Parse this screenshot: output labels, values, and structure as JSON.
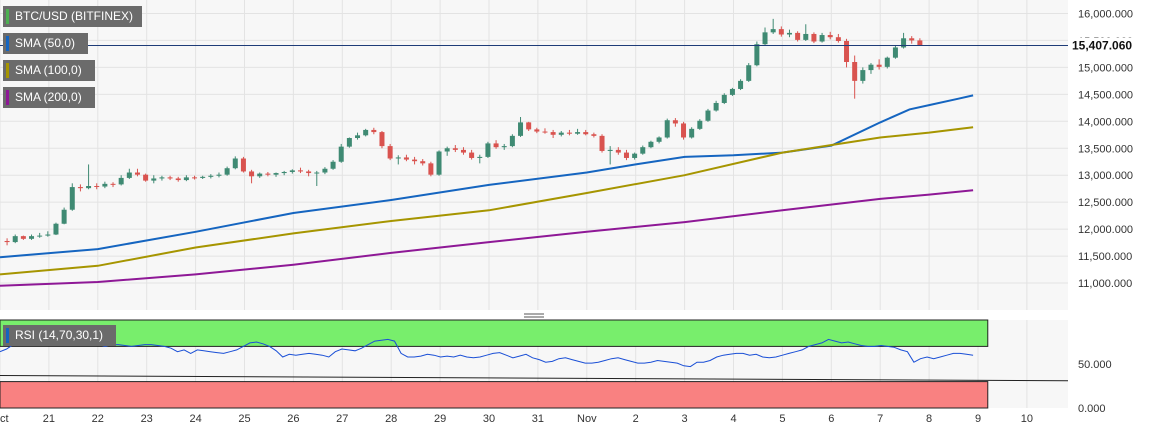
{
  "chart_data": [
    {
      "type": "candlestick",
      "title": "BTC/USD (BITFINEX)",
      "legend": [
        "BTC/USD (BITFINEX)",
        "SMA (50,0)",
        "SMA (100,0)",
        "SMA (200,0)"
      ],
      "last_price": "15,407.060",
      "ylim": [
        10500,
        16250
      ],
      "y_ticks": [
        "16,000.000",
        "15,500.000",
        "15,000.000",
        "14,500.000",
        "14,000.000",
        "13,500.000",
        "13,000.000",
        "12,500.000",
        "12,000.000",
        "11,500.000",
        "11,000.000"
      ],
      "y_tick_values": [
        16000,
        15500,
        15000,
        14500,
        14000,
        13500,
        13000,
        12500,
        12000,
        11500,
        11000
      ],
      "x_ticks": [
        "Oct",
        "21",
        "22",
        "23",
        "24",
        "25",
        "26",
        "27",
        "28",
        "29",
        "30",
        "31",
        "Nov",
        "2",
        "3",
        "4",
        "5",
        "6",
        "7",
        "8",
        "9",
        "10"
      ],
      "candles_per_day": 6,
      "candles": [
        [
          11780,
          11830,
          11700,
          11760
        ],
        [
          11760,
          11900,
          11740,
          11870
        ],
        [
          11870,
          11880,
          11800,
          11820
        ],
        [
          11820,
          11900,
          11800,
          11870
        ],
        [
          11870,
          11930,
          11840,
          11880
        ],
        [
          11880,
          11960,
          11860,
          11900
        ],
        [
          11900,
          12120,
          11890,
          12100
        ],
        [
          12100,
          12400,
          12090,
          12360
        ],
        [
          12360,
          12850,
          12340,
          12780
        ],
        [
          12780,
          12830,
          12700,
          12760
        ],
        [
          12760,
          13200,
          12740,
          12800
        ],
        [
          12800,
          12850,
          12740,
          12790
        ],
        [
          12790,
          12880,
          12760,
          12840
        ],
        [
          12840,
          12870,
          12780,
          12830
        ],
        [
          12830,
          13000,
          12810,
          12950
        ],
        [
          12950,
          13120,
          12930,
          13050
        ],
        [
          13050,
          13120,
          12980,
          13010
        ],
        [
          13010,
          13030,
          12880,
          12900
        ],
        [
          12900,
          13000,
          12850,
          12940
        ],
        [
          12940,
          12990,
          12900,
          12960
        ],
        [
          12960,
          12990,
          12910,
          12940
        ],
        [
          12940,
          12970,
          12880,
          12910
        ],
        [
          12910,
          13000,
          12890,
          12960
        ],
        [
          12960,
          12990,
          12920,
          12950
        ],
        [
          12950,
          12990,
          12930,
          12970
        ],
        [
          12970,
          13020,
          12940,
          12990
        ],
        [
          12990,
          13050,
          12960,
          13010
        ],
        [
          13010,
          13160,
          12990,
          13130
        ],
        [
          13130,
          13350,
          13110,
          13310
        ],
        [
          13310,
          13340,
          13050,
          13070
        ],
        [
          13070,
          13100,
          12850,
          12980
        ],
        [
          12980,
          13050,
          12950,
          13030
        ],
        [
          13030,
          13060,
          12980,
          13010
        ],
        [
          13010,
          13050,
          12970,
          13040
        ],
        [
          13040,
          13080,
          13000,
          13060
        ],
        [
          13060,
          13110,
          13030,
          13090
        ],
        [
          13090,
          13140,
          13040,
          13070
        ],
        [
          13070,
          13100,
          12980,
          13040
        ],
        [
          13040,
          13080,
          12800,
          13050
        ],
        [
          13050,
          13150,
          13020,
          13120
        ],
        [
          13120,
          13280,
          13100,
          13250
        ],
        [
          13250,
          13580,
          13230,
          13530
        ],
        [
          13530,
          13700,
          13510,
          13690
        ],
        [
          13690,
          13790,
          13660,
          13740
        ],
        [
          13740,
          13860,
          13720,
          13840
        ],
        [
          13840,
          13880,
          13760,
          13800
        ],
        [
          13800,
          13820,
          13500,
          13540
        ],
        [
          13540,
          13580,
          13280,
          13310
        ],
        [
          13310,
          13370,
          13200,
          13330
        ],
        [
          13330,
          13380,
          13260,
          13290
        ],
        [
          13290,
          13340,
          13200,
          13260
        ],
        [
          13260,
          13300,
          13180,
          13220
        ],
        [
          13220,
          13250,
          12980,
          13010
        ],
        [
          13010,
          13460,
          12990,
          13440
        ],
        [
          13440,
          13530,
          13360,
          13500
        ],
        [
          13500,
          13560,
          13430,
          13470
        ],
        [
          13470,
          13520,
          13380,
          13420
        ],
        [
          13420,
          13470,
          13290,
          13320
        ],
        [
          13320,
          13380,
          13220,
          13340
        ],
        [
          13340,
          13620,
          13320,
          13590
        ],
        [
          13590,
          13650,
          13490,
          13520
        ],
        [
          13520,
          13580,
          13470,
          13540
        ],
        [
          13540,
          13760,
          13520,
          13730
        ],
        [
          13730,
          14080,
          13710,
          13980
        ],
        [
          13980,
          13990,
          13820,
          13850
        ],
        [
          13850,
          13880,
          13780,
          13810
        ],
        [
          13810,
          13870,
          13770,
          13800
        ],
        [
          13800,
          13840,
          13690,
          13750
        ],
        [
          13750,
          13820,
          13720,
          13790
        ],
        [
          13790,
          13840,
          13740,
          13770
        ],
        [
          13770,
          13860,
          13750,
          13800
        ],
        [
          13800,
          13840,
          13740,
          13760
        ],
        [
          13760,
          13790,
          13700,
          13730
        ],
        [
          13730,
          13760,
          13420,
          13450
        ],
        [
          13450,
          13540,
          13200,
          13470
        ],
        [
          13470,
          13520,
          13380,
          13420
        ],
        [
          13420,
          13470,
          13280,
          13320
        ],
        [
          13320,
          13420,
          13290,
          13400
        ],
        [
          13400,
          13550,
          13380,
          13520
        ],
        [
          13520,
          13640,
          13500,
          13620
        ],
        [
          13620,
          13720,
          13590,
          13700
        ],
        [
          13700,
          14050,
          13680,
          14020
        ],
        [
          14020,
          14060,
          13900,
          13960
        ],
        [
          13960,
          13990,
          13660,
          13700
        ],
        [
          13700,
          13890,
          13680,
          13860
        ],
        [
          13860,
          14040,
          13840,
          14010
        ],
        [
          14010,
          14230,
          13990,
          14200
        ],
        [
          14200,
          14380,
          14180,
          14340
        ],
        [
          14340,
          14520,
          14320,
          14490
        ],
        [
          14490,
          14620,
          14470,
          14600
        ],
        [
          14600,
          14780,
          14580,
          14750
        ],
        [
          14750,
          15080,
          14730,
          15040
        ],
        [
          15040,
          15480,
          15020,
          15430
        ],
        [
          15430,
          15740,
          15410,
          15650
        ],
        [
          15650,
          15900,
          15620,
          15710
        ],
        [
          15710,
          15760,
          15570,
          15610
        ],
        [
          15610,
          15700,
          15560,
          15640
        ],
        [
          15640,
          15670,
          15480,
          15510
        ],
        [
          15510,
          15800,
          15490,
          15620
        ],
        [
          15620,
          15650,
          15450,
          15480
        ],
        [
          15480,
          15640,
          15460,
          15600
        ],
        [
          15600,
          15660,
          15520,
          15560
        ],
        [
          15560,
          15620,
          15460,
          15490
        ],
        [
          15490,
          15530,
          15000,
          15100
        ],
        [
          15100,
          15220,
          14420,
          14750
        ],
        [
          14750,
          15000,
          14700,
          14950
        ],
        [
          14950,
          15080,
          14880,
          15050
        ],
        [
          15050,
          15150,
          14960,
          15010
        ],
        [
          15010,
          15200,
          14980,
          15180
        ],
        [
          15180,
          15400,
          15160,
          15370
        ],
        [
          15370,
          15640,
          15350,
          15540
        ],
        [
          15540,
          15580,
          15440,
          15500
        ],
        [
          15500,
          15540,
          15400,
          15407
        ]
      ],
      "series": [
        {
          "name": "SMA (50,0)",
          "color": "#1565c0",
          "x_day": [
            0,
            2,
            4,
            6,
            8,
            10,
            12,
            13,
            14,
            15,
            16,
            17,
            18,
            18.6,
            19,
            19.6,
            19.9
          ],
          "values": [
            11480,
            11630,
            11950,
            12300,
            12540,
            12820,
            13050,
            13200,
            13340,
            13370,
            13420,
            13550,
            13980,
            14220,
            14300,
            14420,
            14480
          ]
        },
        {
          "name": "SMA (100,0)",
          "color": "#a69500",
          "x_day": [
            0,
            2,
            4,
            6,
            8,
            10,
            12,
            14,
            16,
            18,
            19,
            19.9
          ],
          "values": [
            11160,
            11320,
            11660,
            11920,
            12150,
            12350,
            12670,
            13000,
            13420,
            13700,
            13790,
            13890
          ]
        },
        {
          "name": "SMA (200,0)",
          "color": "#8e1896",
          "x_day": [
            0,
            2,
            4,
            6,
            8,
            10,
            12,
            14,
            16,
            18,
            19,
            19.9
          ],
          "values": [
            10950,
            11020,
            11160,
            11340,
            11560,
            11760,
            11950,
            12130,
            12350,
            12560,
            12640,
            12720
          ]
        }
      ]
    },
    {
      "type": "line",
      "title": "RSI (14,70,30,1)",
      "ylim": [
        0,
        100
      ],
      "y_ticks": [
        "50.000",
        "0.000"
      ],
      "y_tick_values": [
        50,
        0
      ],
      "overbought": 70,
      "oversold": 30,
      "series": [
        {
          "name": "RSI (14,70,30,1)",
          "values": [
            64,
            67,
            72,
            75,
            78,
            76,
            76,
            78,
            79,
            81,
            80,
            78,
            78,
            72,
            74,
            72,
            70,
            72,
            72,
            71,
            70,
            71,
            72,
            72,
            71,
            70,
            68,
            64,
            66,
            62,
            66,
            65,
            64,
            63,
            62,
            64,
            66,
            70,
            74,
            75,
            73,
            70,
            65,
            58,
            61,
            60,
            61,
            62,
            61,
            60,
            58,
            64,
            67,
            66,
            65,
            68,
            72,
            76,
            77,
            78,
            76,
            62,
            58,
            58,
            59,
            61,
            60,
            58,
            59,
            58,
            60,
            58,
            57,
            58,
            60,
            62,
            63,
            60,
            57,
            59,
            61,
            57,
            55,
            52,
            53,
            56,
            57,
            55,
            53,
            51,
            51,
            52,
            54,
            56,
            57,
            55,
            53,
            51,
            51,
            52,
            54,
            53,
            52,
            51,
            48,
            47,
            52,
            52,
            54,
            58,
            60,
            61,
            62,
            62,
            60,
            61,
            58,
            57,
            58,
            60,
            62,
            64,
            66,
            70,
            72,
            74,
            78,
            76,
            74,
            75,
            73,
            71,
            70,
            70,
            71,
            70,
            69,
            66,
            64,
            52,
            56,
            58,
            56,
            58,
            60,
            62,
            62,
            61,
            60
          ]
        }
      ],
      "trendline": {
        "start": 37,
        "end": 31
      }
    }
  ]
}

━━━━

» Task brief: Copy every line above that holds the word "BITFINEX".

» The result:
      "title": "BTC/USD (BITFINEX)",
        "BTC/USD (BITFINEX)",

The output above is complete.